**Texto de origen**:
%%
El reconocido escritor baraderense, Federico Jeanmaire ha escrito cuatro notas sobre su relación con las bibliotecas para la Revista Viva que se publica junto al Diario Clarín los días domingo. Hasta el momento han salido dos en las cuales como en la mayoría de sus textos aparece Baradero. Y esto genera un gran impacto en la comunidad, es algo que nos pone felices y llenos de orgullo.
Hablamos con Federico, quien gentilmente nos facilitó el material para compartirlo con los lectores de BTI
Sos consciente de la repercusión que tiene aquí en Baradero todo lo que escribís ?
“Me lo dicen cuando voy por la calle, esa es la forma de enterarme un poco de la repercusión que tienen mis publicaciones y es lo más lindo, porque ahora hay muchas generaciones que no conozco.
De qué se tratan estas notas ?
%%
**Ejercicios para resolver**:
[1] Traduce al inglés esta oración de la nota sobre Federico Jeanmaire: "Hasta el momento han salido dos en las cuales como en la mayoría de sus textos aparece Baradero."
[2] Enumera todos los medios de prensa que nombra la nota sobre Federico Jeanmaire.
[3] Extrae de la nota sobre Federico Jeanmaire el pasaje que va desde "El reconocido escritor" hasta "estas notas ?", ambos incluidos.

**Datos registrados**:
%%
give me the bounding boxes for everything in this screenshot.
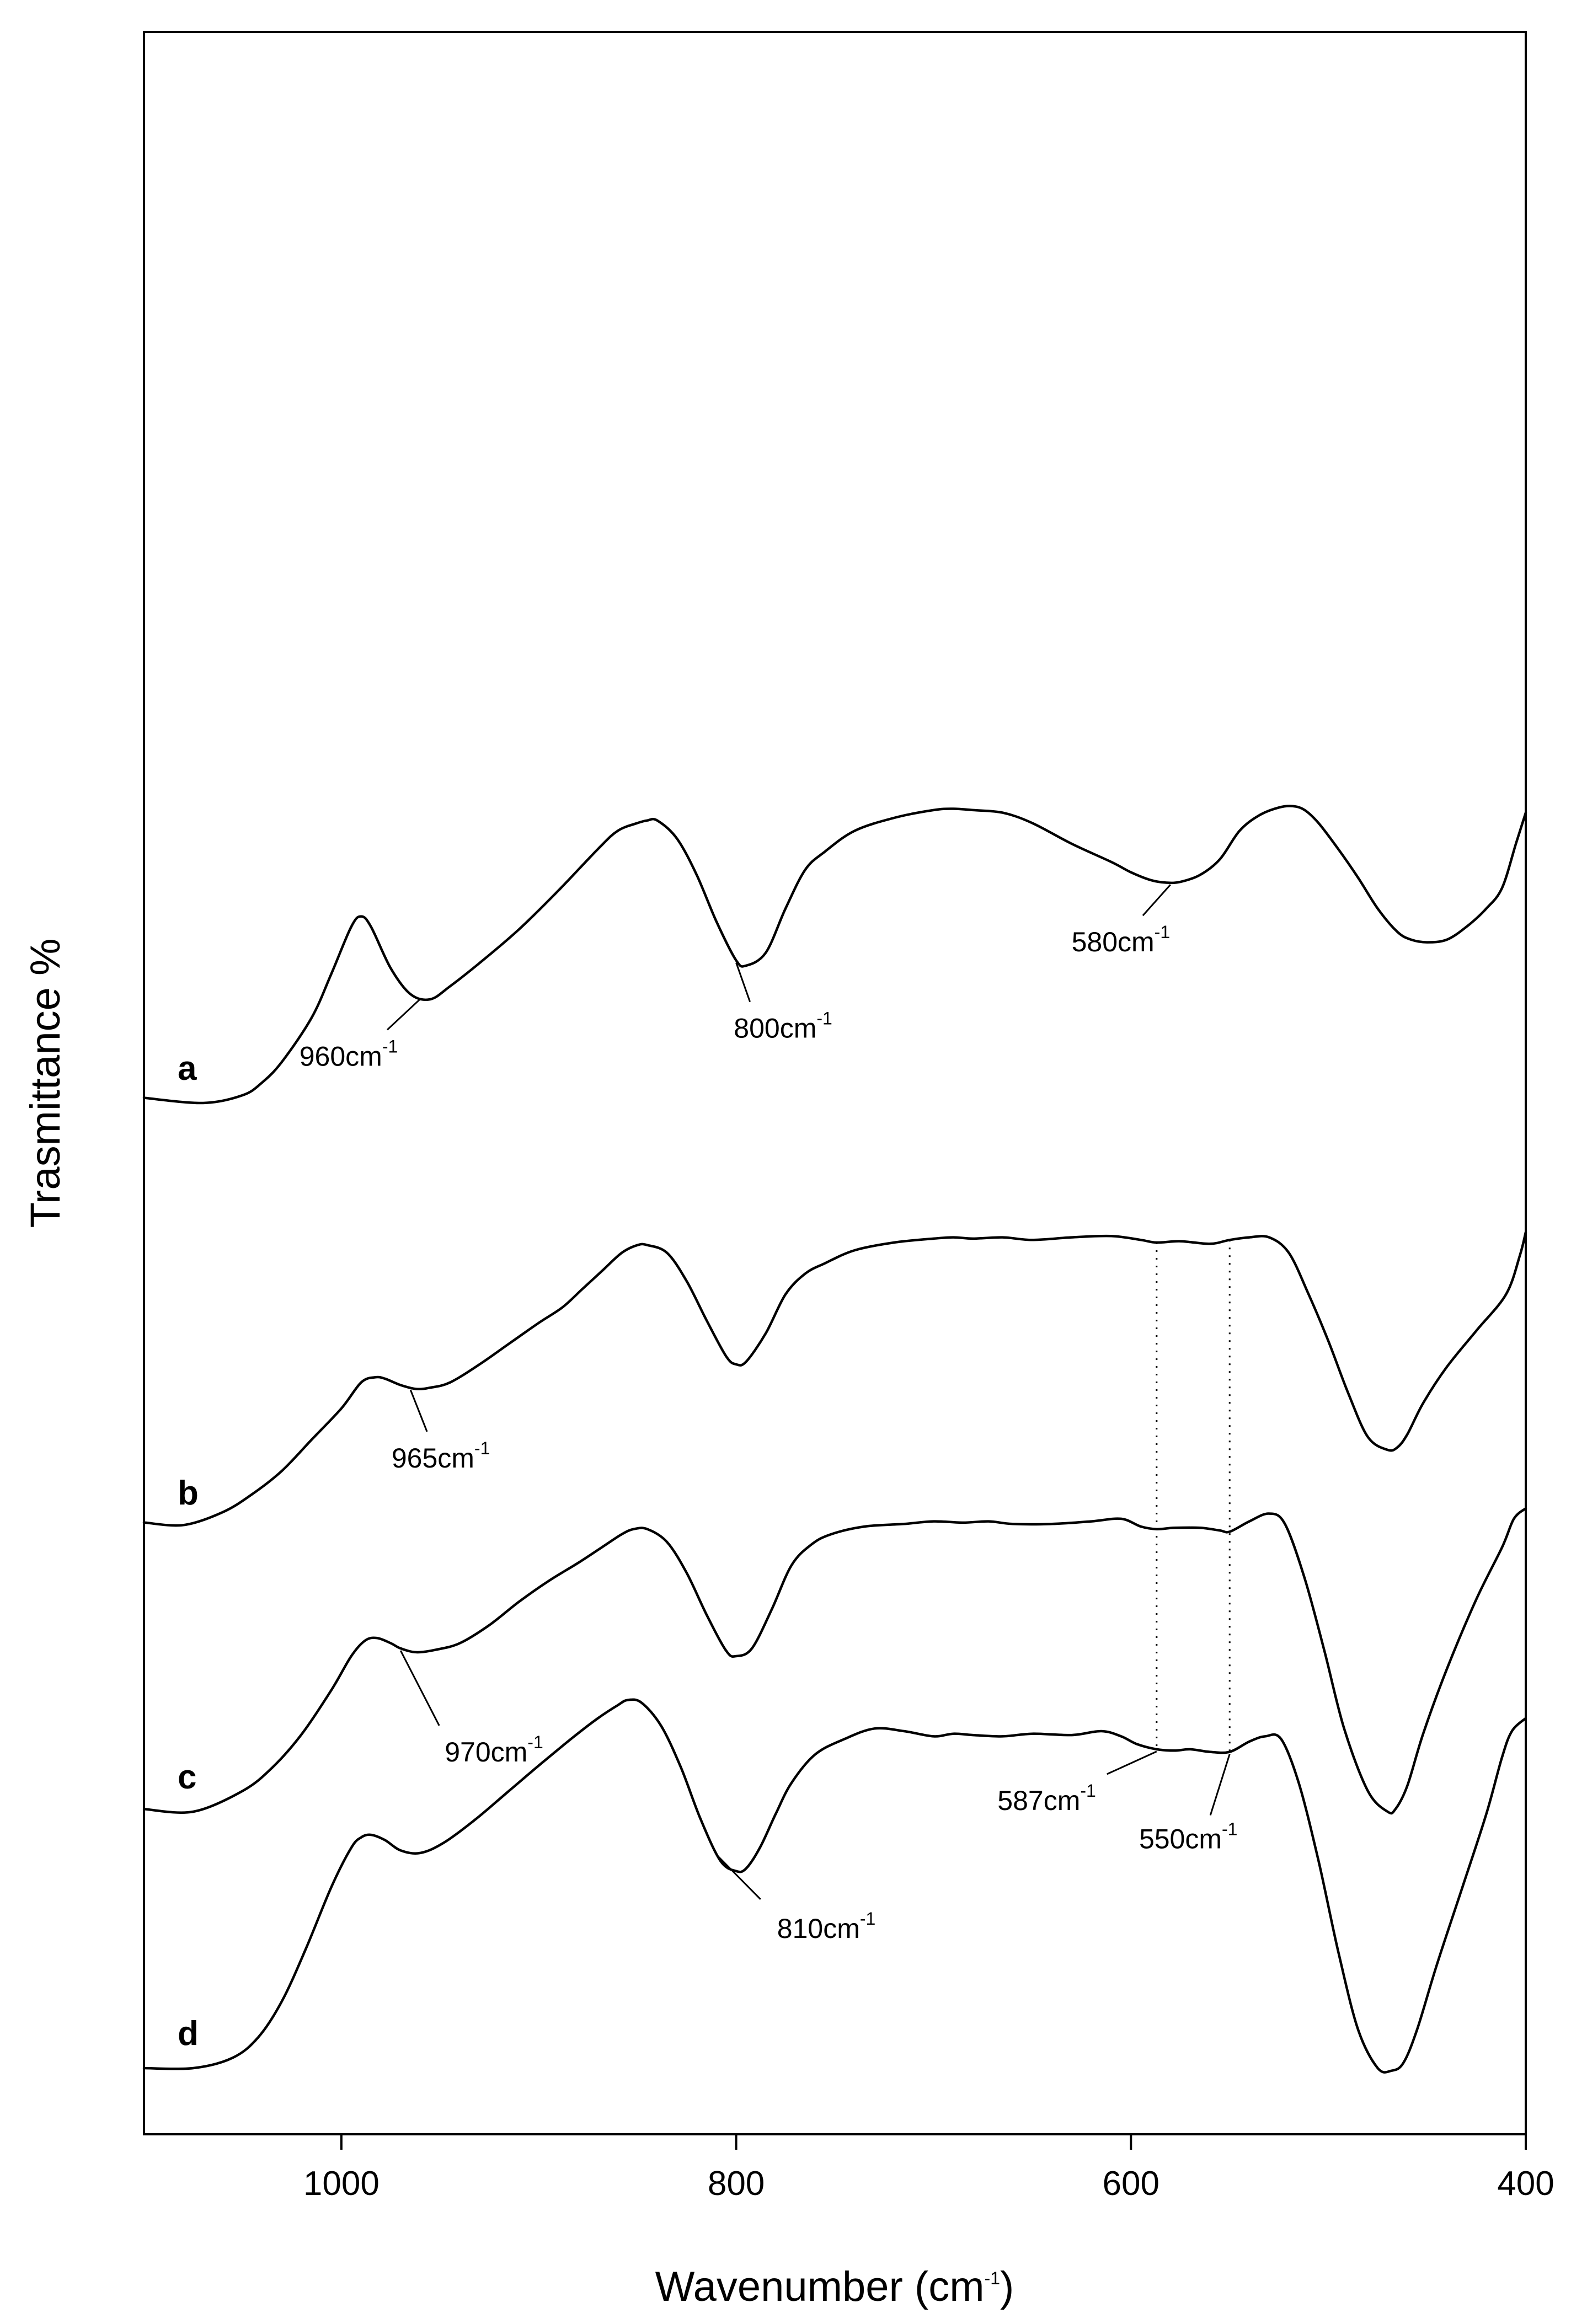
%%
**Lista de soluciones**:
[1] So far two have come out, in which, as in most of his texts, Baradero appears.

[2] Revista Viva, Diario Clarín, BTI

[3]
El reconocido escritor baraderense, Federico Jeanmaire ha escrito cuatro notas sobre su relación con las bibliotecas para la Revista Viva que se publica junto al Diario Clarín los días domingo. Hasta el momento han salido dos en las cuales como en la mayoría de sus textos aparece Baradero. Y esto genera un gran impacto en la comunidad, es algo que nos pone felices y llenos de orgullo.
Hablamos con Federico, quien gentilmente nos facilitó el material para compartirlo con los lectores de BTI
Sos consciente de la repercusión que tiene aquí en Baradero todo lo que escribís ?
“Me lo dicen cuando voy por la calle, esa es la forma de enterarme un poco de la repercusión que tienen mis publicaciones y es lo más lindo, porque ahora hay muchas generaciones que no conozco.
De qué se tratan estas notas ?